### ASSIGNMENT A
Please answer these questions about the forum post:
(i) Which two countries does the forum post name as places where wages are negligible?
(ii) According to the forum post, what should bankers be paid for?
(iii) What reason does the forum post give for a two-wage family making house prices rise?
### ASSIGNMENT B
Transcribe the forum post from "You know what" up to and including "that far apart.".

____ TEXT SEGMENT

I also think that our current govenment are a bunch of ■■■■■■■ but labour were ■■■■■ as well, where do you go?
schrodingers cat:
The easy answer to all of your arguments so far is that if you need to manufacture, then you need to be able to compete in that market, wages for workers wages for management and costs of raw materials all factor in. The trouble is we are competing with counries like China and India where wages are negligable so they already have an advantage.
The reason our country is screwed is because we encourage everyone of working age in a family to work, that work is paid and taxed on equal terms. That results in the cost of living to rise, not only to pay the high wages of the workers, but also pay for the childcare of those who should be looking after their children (and would love to) but can’t afford to. Of course a two wage family can afford to pay more for a house than a single wage family can so house prices rise.
We also have to look after the living stadards of those who take advantage of the lack of available work (because of the aforementioned encouragement of everyone of working age being in employment) so with the help of your socialist friends have a living a hell of a lot better than the average working family.
You know what Carryfast lets all follow your socialist propoganda and we’ll do [zb] all for a living just like the Russians did, we can all enjoy their living conditions then, can’t we?
P.S. I think our bankers should all be paid for the amount of work they actually do which is [zb] all. So maybe we aren’t that far apart.
I also think that our current govenment are a bunch of [zb] but labour were [zb] as well, where do you go?
Your first paragraph concerning the issue of competing in the global free market economy is enough and explains everything.We don’t have to compete with low wage countries like China etc at all.You just need trade barriers and import tarrifs.

________
____ DATA SECTION

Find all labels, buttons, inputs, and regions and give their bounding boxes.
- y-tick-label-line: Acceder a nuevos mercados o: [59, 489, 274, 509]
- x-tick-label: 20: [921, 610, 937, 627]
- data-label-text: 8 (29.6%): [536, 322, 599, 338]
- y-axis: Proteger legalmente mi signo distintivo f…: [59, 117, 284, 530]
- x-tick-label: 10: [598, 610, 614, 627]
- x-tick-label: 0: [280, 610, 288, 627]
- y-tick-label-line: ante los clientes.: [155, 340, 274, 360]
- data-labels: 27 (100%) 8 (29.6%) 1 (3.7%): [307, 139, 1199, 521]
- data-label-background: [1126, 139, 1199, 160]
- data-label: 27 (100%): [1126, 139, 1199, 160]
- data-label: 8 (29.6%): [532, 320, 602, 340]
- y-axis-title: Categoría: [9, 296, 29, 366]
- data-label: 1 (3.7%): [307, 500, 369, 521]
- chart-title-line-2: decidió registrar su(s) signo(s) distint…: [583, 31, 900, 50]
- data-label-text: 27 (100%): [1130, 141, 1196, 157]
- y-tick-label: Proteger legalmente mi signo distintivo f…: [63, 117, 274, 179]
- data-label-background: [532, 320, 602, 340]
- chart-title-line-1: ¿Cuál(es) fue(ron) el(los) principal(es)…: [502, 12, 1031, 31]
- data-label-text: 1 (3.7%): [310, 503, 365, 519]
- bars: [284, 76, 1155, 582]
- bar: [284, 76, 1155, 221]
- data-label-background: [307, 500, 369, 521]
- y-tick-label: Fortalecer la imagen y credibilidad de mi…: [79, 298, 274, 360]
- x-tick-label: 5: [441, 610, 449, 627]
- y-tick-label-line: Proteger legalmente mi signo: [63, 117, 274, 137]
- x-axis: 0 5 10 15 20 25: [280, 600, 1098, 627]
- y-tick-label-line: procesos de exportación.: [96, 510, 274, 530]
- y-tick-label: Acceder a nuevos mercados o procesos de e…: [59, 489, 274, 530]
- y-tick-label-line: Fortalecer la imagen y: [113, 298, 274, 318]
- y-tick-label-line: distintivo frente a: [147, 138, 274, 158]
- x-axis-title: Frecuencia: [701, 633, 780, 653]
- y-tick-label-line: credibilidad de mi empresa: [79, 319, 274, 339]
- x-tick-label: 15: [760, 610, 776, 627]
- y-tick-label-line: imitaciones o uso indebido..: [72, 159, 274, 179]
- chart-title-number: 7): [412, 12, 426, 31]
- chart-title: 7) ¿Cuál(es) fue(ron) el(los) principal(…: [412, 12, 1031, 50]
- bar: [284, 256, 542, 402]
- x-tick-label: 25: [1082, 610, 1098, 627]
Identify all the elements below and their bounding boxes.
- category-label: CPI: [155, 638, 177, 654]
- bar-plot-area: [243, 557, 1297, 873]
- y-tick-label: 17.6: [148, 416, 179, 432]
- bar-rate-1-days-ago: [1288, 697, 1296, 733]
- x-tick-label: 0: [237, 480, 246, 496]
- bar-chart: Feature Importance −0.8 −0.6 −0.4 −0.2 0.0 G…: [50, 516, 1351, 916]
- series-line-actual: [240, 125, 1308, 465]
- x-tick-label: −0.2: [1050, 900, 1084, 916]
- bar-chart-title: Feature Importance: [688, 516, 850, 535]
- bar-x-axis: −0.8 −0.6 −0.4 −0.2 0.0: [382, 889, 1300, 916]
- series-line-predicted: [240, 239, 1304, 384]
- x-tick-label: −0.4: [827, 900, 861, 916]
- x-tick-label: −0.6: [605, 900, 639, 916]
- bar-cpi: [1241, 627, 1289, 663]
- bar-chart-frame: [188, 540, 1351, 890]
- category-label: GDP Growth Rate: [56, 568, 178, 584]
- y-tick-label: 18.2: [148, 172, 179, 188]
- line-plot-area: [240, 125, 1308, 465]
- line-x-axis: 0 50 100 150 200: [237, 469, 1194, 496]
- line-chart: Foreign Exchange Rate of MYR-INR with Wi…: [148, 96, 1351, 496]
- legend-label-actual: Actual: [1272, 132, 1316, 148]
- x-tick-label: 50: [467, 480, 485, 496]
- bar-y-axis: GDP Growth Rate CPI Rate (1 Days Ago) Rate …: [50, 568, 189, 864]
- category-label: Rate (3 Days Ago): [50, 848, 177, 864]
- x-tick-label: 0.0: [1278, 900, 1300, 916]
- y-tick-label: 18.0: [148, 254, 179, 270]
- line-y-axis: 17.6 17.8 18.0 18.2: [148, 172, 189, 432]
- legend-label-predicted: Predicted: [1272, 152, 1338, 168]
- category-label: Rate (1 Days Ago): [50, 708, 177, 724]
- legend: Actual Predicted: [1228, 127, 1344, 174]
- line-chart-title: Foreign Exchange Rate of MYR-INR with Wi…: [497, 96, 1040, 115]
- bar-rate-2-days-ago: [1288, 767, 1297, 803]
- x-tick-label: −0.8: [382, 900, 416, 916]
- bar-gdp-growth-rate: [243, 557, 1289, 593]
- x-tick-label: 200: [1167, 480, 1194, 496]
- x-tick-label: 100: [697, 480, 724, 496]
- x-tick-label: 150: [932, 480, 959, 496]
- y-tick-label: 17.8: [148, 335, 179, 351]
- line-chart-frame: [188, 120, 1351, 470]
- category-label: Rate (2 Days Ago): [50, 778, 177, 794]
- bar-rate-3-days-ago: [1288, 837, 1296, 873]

________

### EXERCISE RESULT A
(i) China and India.
(ii) The amount of work they actually do.
(iii) A two-wage family can afford to pay more for a house than a single-wage family can.

### EXERCISE RESULT B
You know what Carryfast lets all follow your socialist propoganda and we’ll do [zb] all for a living just like the Russians did, we can all enjoy their living conditions then, can’t we?
P.S. I think our bankers should all be paid for the amount of work they actually do which is [zb] all. So maybe we aren’t that far apart.